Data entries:
__________

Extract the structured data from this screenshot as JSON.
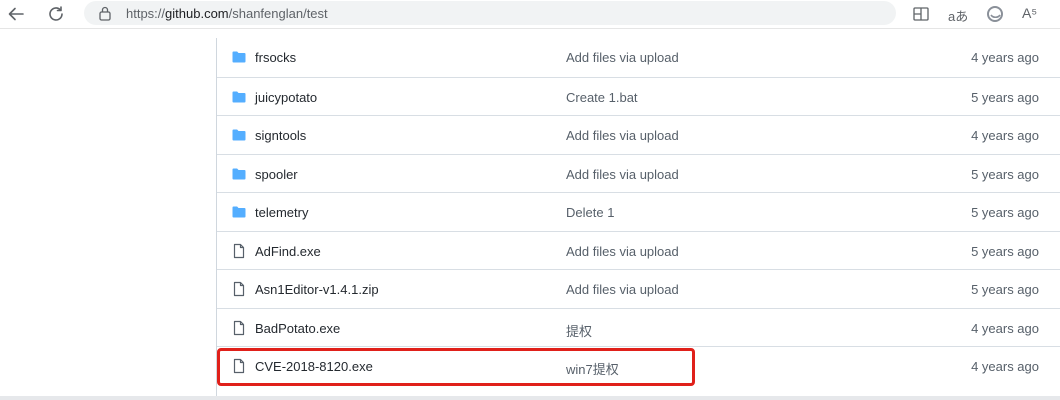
{
  "browser": {
    "url_prefix": "https://",
    "url_host": "github.com",
    "url_path": "/shanfenglan/test",
    "aa_label": "aあ",
    "read_label": "A⁵"
  },
  "files": [
    {
      "type": "folder",
      "name": "frsocks",
      "message": "Add files via upload",
      "age": "4 years ago"
    },
    {
      "type": "folder",
      "name": "juicypotato",
      "message": "Create 1.bat",
      "age": "5 years ago"
    },
    {
      "type": "folder",
      "name": "signtools",
      "message": "Add files via upload",
      "age": "4 years ago"
    },
    {
      "type": "folder",
      "name": "spooler",
      "message": "Add files via upload",
      "age": "5 years ago"
    },
    {
      "type": "folder",
      "name": "telemetry",
      "message": "Delete 1",
      "age": "5 years ago"
    },
    {
      "type": "file",
      "name": "AdFind.exe",
      "message": "Add files via upload",
      "age": "5 years ago"
    },
    {
      "type": "file",
      "name": "Asn1Editor-v1.4.1.zip",
      "message": "Add files via upload",
      "age": "5 years ago"
    },
    {
      "type": "file",
      "name": "BadPotato.exe",
      "message": "提权",
      "age": "4 years ago"
    },
    {
      "type": "file",
      "name": "CVE-2018-8120.exe",
      "message": "win7提权",
      "age": "4 years ago"
    }
  ],
  "colors": {
    "folder_icon": "#54aeff",
    "file_icon": "#57606a",
    "highlight_box": "#e0201a"
  }
}
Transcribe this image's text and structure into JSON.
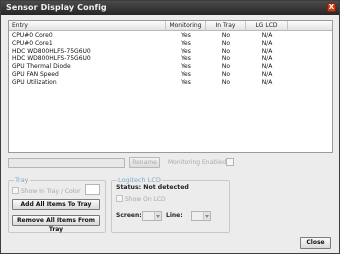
{
  "window": {
    "title": "Sensor Display Config",
    "close_glyph": "X"
  },
  "list": {
    "columns": [
      "Entry",
      "Monitoring",
      "In Tray",
      "LG LCD"
    ],
    "rows": [
      [
        "CPU#0 Core0",
        "Yes",
        "No",
        "N/A"
      ],
      [
        "CPU#0 Core1",
        "Yes",
        "No",
        "N/A"
      ],
      [
        "HDC WD800HLFS-75G6U0",
        "Yes",
        "No",
        "N/A"
      ],
      [
        "HDC WD800HLFS-75G6U0",
        "Yes",
        "No",
        "N/A"
      ],
      [
        "GPU Thermal Diode",
        "Yes",
        "No",
        "N/A"
      ],
      [
        "GPU FAN Speed",
        "Yes",
        "No",
        "N/A"
      ],
      [
        "GPU Utilization",
        "Yes",
        "No",
        "N/A"
      ]
    ]
  },
  "rename": {
    "input_value": "",
    "button_label": "Rename",
    "monitoring_label": "Monitoring Enabled"
  },
  "tray": {
    "title": "Tray",
    "show_label": "Show In Tray / Color",
    "add_label": "Add All Items To Tray",
    "remove_label": "Remove All Items From Tray"
  },
  "lcd": {
    "title": "Logitech LCD",
    "status": "Status: Not detected",
    "show_label": "Show On LCD",
    "screen_label": "Screen:",
    "line_label": "Line:"
  },
  "footer": {
    "close_label": "Close"
  },
  "colors": {
    "accent_title": "#7ea7c8",
    "close_red": "#c73b16"
  }
}
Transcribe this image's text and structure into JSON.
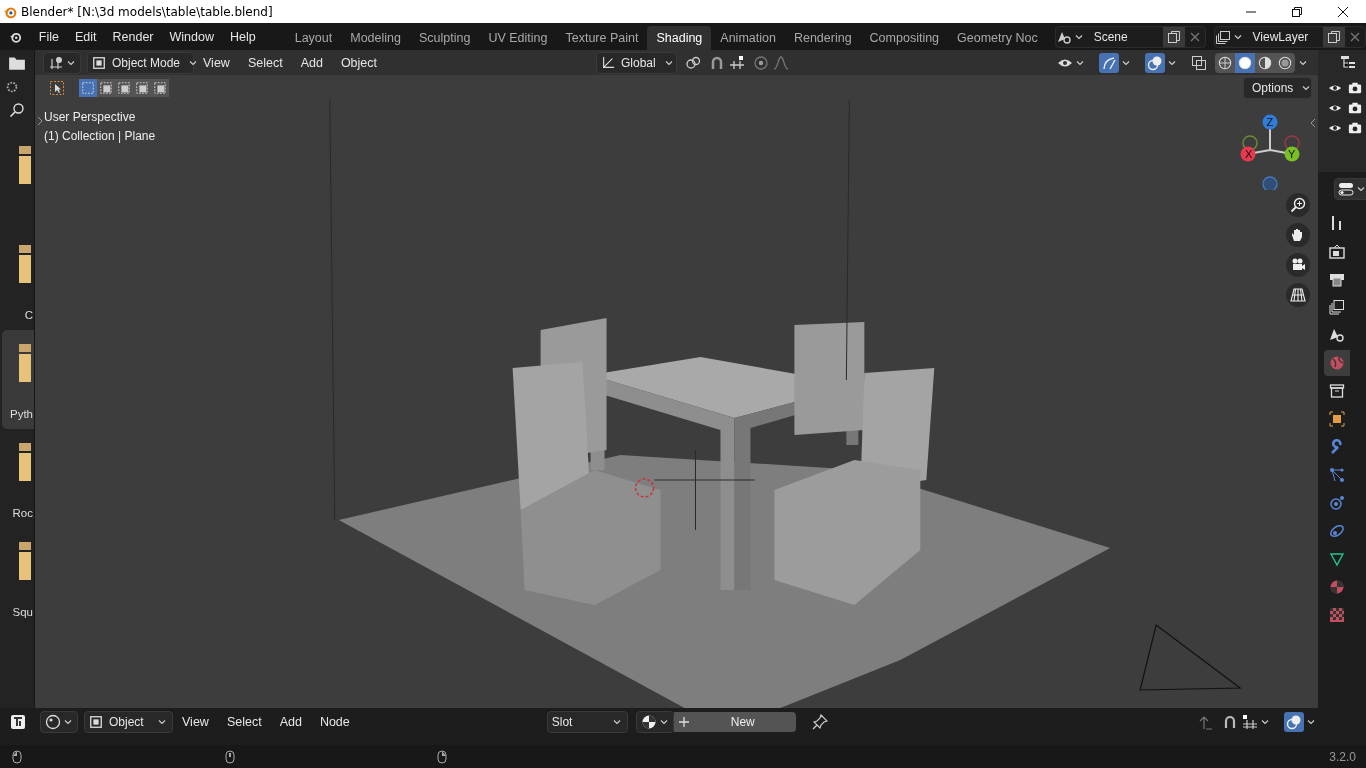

__________

What needs to be done:
Omit the pictures and restate the rest of the records verbatim.

Complete output:
Extract the structured data from this screenshot as JSON.
{
  "browser": {
    "url_prefix": "https://",
    "url_host": "github.com",
    "url_path": "/shanfenglan/test",
    "aa_label": "aあ",
    "read_label": "A⁵"
  },
  "files": [
    {
      "type": "folder",
      "name": "frsocks",
      "message": "Add files via upload",
      "age": "4 years ago"
    },
    {
      "type": "folder",
      "name": "juicypotato",
      "message": "Create 1.bat",
      "age": "5 years ago"
    },
    {
      "type": "folder",
      "name": "signtools",
      "message": "Add files via upload",
      "age": "4 years ago"
    },
    {
      "type": "folder",
      "name": "spooler",
      "message": "Add files via upload",
      "age": "5 years ago"
    },
    {
      "type": "folder",
      "name": "telemetry",
      "message": "Delete 1",
      "age": "5 years ago"
    },
    {
      "type": "file",
      "name": "AdFind.exe",
      "message": "Add files via upload",
      "age": "5 years ago"
    },
    {
      "type": "file",
      "name": "Asn1Editor-v1.4.1.zip",
      "message": "Add files via upload",
      "age": "5 years ago"
    },
    {
      "type": "file",
      "name": "BadPotato.exe",
      "message": "提权",
      "age": "4 years ago"
    },
    {
      "type": "file",
      "name": "CVE-2018-8120.exe",
      "message": "win7提权",
      "age": "4 years ago"
    }
  ],
  "colors": {
    "folder_icon": "#54aeff",
    "file_icon": "#57606a",
    "highlight_box": "#e0201a"
  }
}
Transcribe this image's text and structure into JSON.
{
  "window": {
    "title": "Sensor Display Config",
    "close_glyph": "X"
  },
  "list": {
    "columns": [
      "Entry",
      "Monitoring",
      "In Tray",
      "LG LCD"
    ],
    "rows": [
      [
        "CPU#0 Core0",
        "Yes",
        "No",
        "N/A"
      ],
      [
        "CPU#0 Core1",
        "Yes",
        "No",
        "N/A"
      ],
      [
        "HDC WD800HLFS-75G6U0",
        "Yes",
        "No",
        "N/A"
      ],
      [
        "HDC WD800HLFS-75G6U0",
        "Yes",
        "No",
        "N/A"
      ],
      [
        "GPU Thermal Diode",
        "Yes",
        "No",
        "N/A"
      ],
      [
        "GPU FAN Speed",
        "Yes",
        "No",
        "N/A"
      ],
      [
        "GPU Utilization",
        "Yes",
        "No",
        "N/A"
      ]
    ]
  },
  "rename": {
    "input_value": "",
    "button_label": "Rename",
    "monitoring_label": "Monitoring Enabled"
  },
  "tray": {
    "title": "Tray",
    "show_label": "Show In Tray / Color",
    "add_label": "Add All Items To Tray",
    "remove_label": "Remove All Items From Tray"
  },
  "lcd": {
    "title": "Logitech LCD",
    "status": "Status: Not detected",
    "show_label": "Show On LCD",
    "screen_label": "Screen:",
    "line_label": "Line:"
  },
  "footer": {
    "close_label": "Close"
  },
  "colors": {
    "accent_title": "#7ea7c8",
    "close_red": "#c73b16"
  }
}
Transcribe this image's text and structure into JSON.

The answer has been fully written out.